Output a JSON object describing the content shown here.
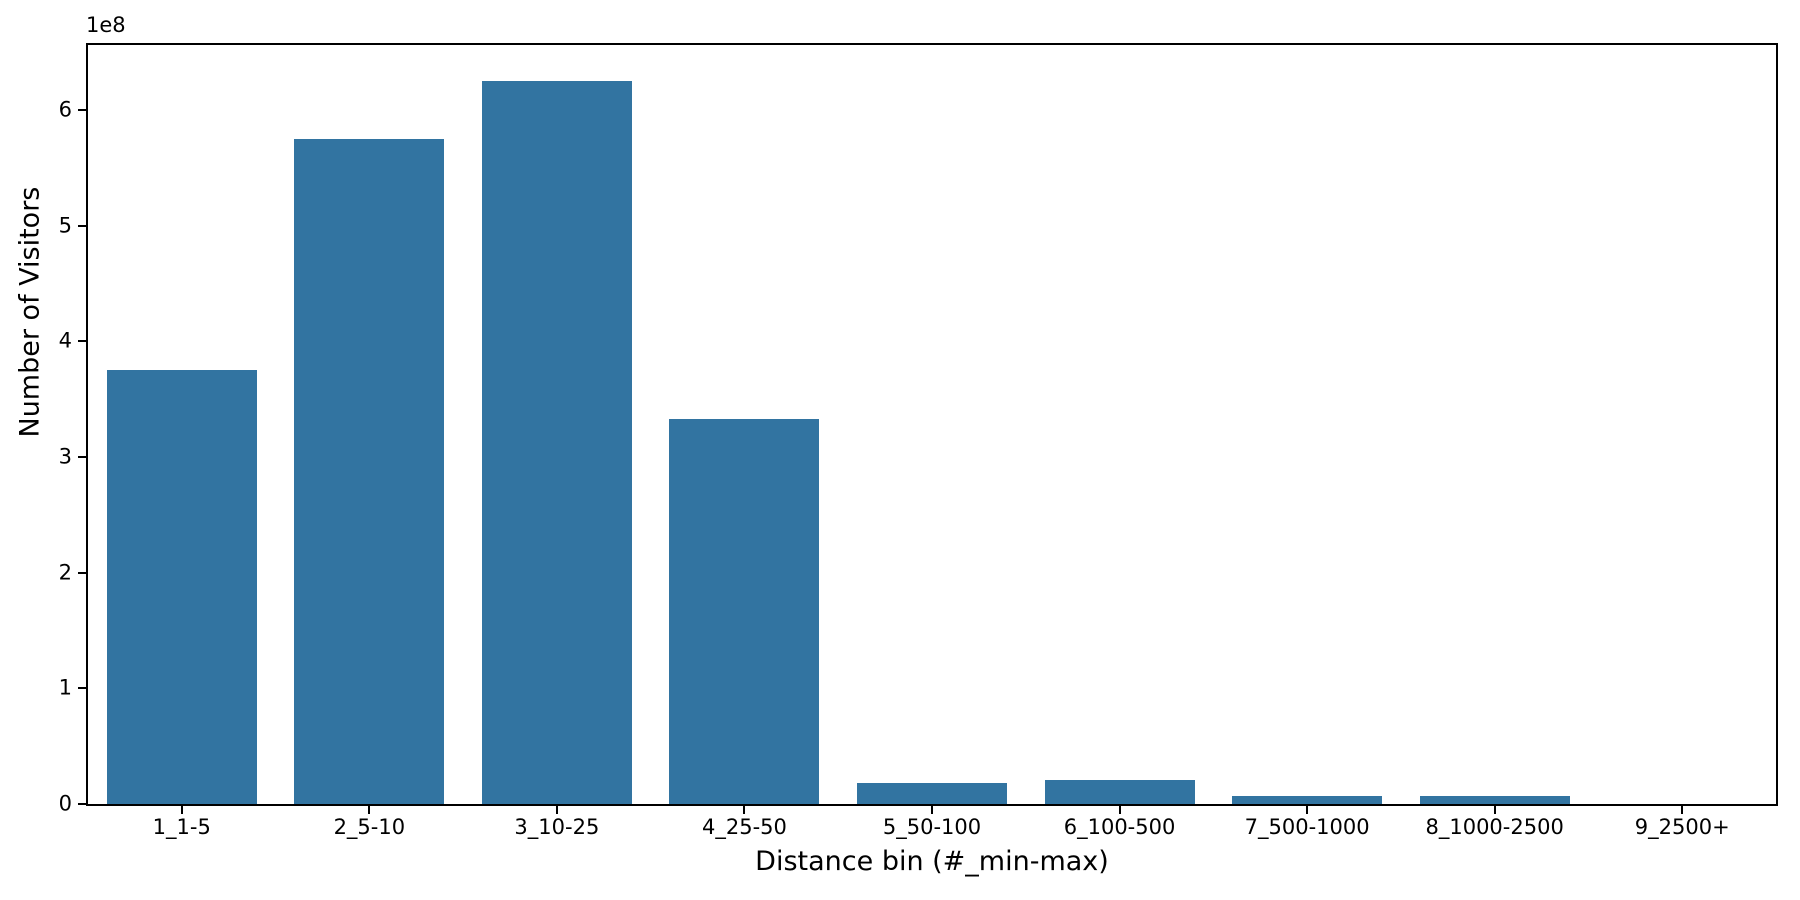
{
  "chart_data": {
    "type": "bar",
    "title": "",
    "xlabel": "Distance bin (#_min-max)",
    "ylabel": "Number of Visitors",
    "y_offset_label": "1e8",
    "categories": [
      "1_1-5",
      "2_5-10",
      "3_10-25",
      "4_25-50",
      "5_50-100",
      "6_100-500",
      "7_500-1000",
      "8_1000-2500",
      "9_2500+"
    ],
    "values": [
      375000000,
      575000000,
      625000000,
      333000000,
      18500000,
      21000000,
      7000000,
      7000000,
      0
    ],
    "bar_color": "#3274a1",
    "axis_color": "#000000",
    "background_color": "#ffffff",
    "ylim": [
      0,
      656250000
    ],
    "ytick_values": [
      0,
      100000000,
      200000000,
      300000000,
      400000000,
      500000000,
      600000000
    ],
    "ytick_labels": [
      "0",
      "1",
      "2",
      "3",
      "4",
      "5",
      "6"
    ],
    "bar_width_fraction": 0.8,
    "grid": false,
    "legend_position": "none"
  }
}
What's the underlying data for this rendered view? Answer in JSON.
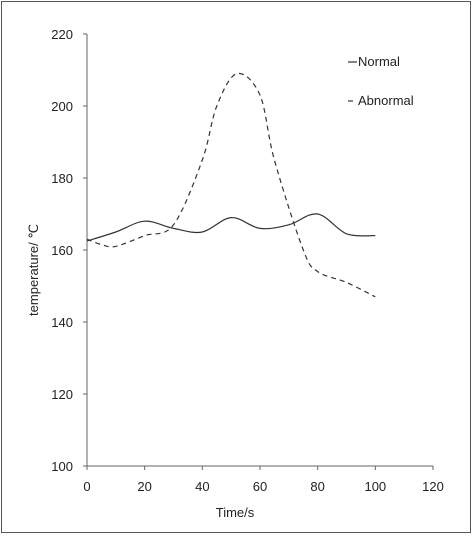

__Objective__: Using the material above, return every line exactly as it appears, minus the pictures.

__Problem solution__:
Output a JSON object describing the content shown here.
{
  "chart_data": {
    "type": "bar",
    "title": "",
    "xlabel": "Distance bin (#_min-max)",
    "ylabel": "Number of Visitors",
    "y_offset_label": "1e8",
    "categories": [
      "1_1-5",
      "2_5-10",
      "3_10-25",
      "4_25-50",
      "5_50-100",
      "6_100-500",
      "7_500-1000",
      "8_1000-2500",
      "9_2500+"
    ],
    "values": [
      375000000,
      575000000,
      625000000,
      333000000,
      18500000,
      21000000,
      7000000,
      7000000,
      0
    ],
    "bar_color": "#3274a1",
    "axis_color": "#000000",
    "background_color": "#ffffff",
    "ylim": [
      0,
      656250000
    ],
    "ytick_values": [
      0,
      100000000,
      200000000,
      300000000,
      400000000,
      500000000,
      600000000
    ],
    "ytick_labels": [
      "0",
      "1",
      "2",
      "3",
      "4",
      "5",
      "6"
    ],
    "bar_width_fraction": 0.8,
    "grid": false,
    "legend_position": "none"
  }
}
What's the underlying data for this rendered view? Answer in JSON.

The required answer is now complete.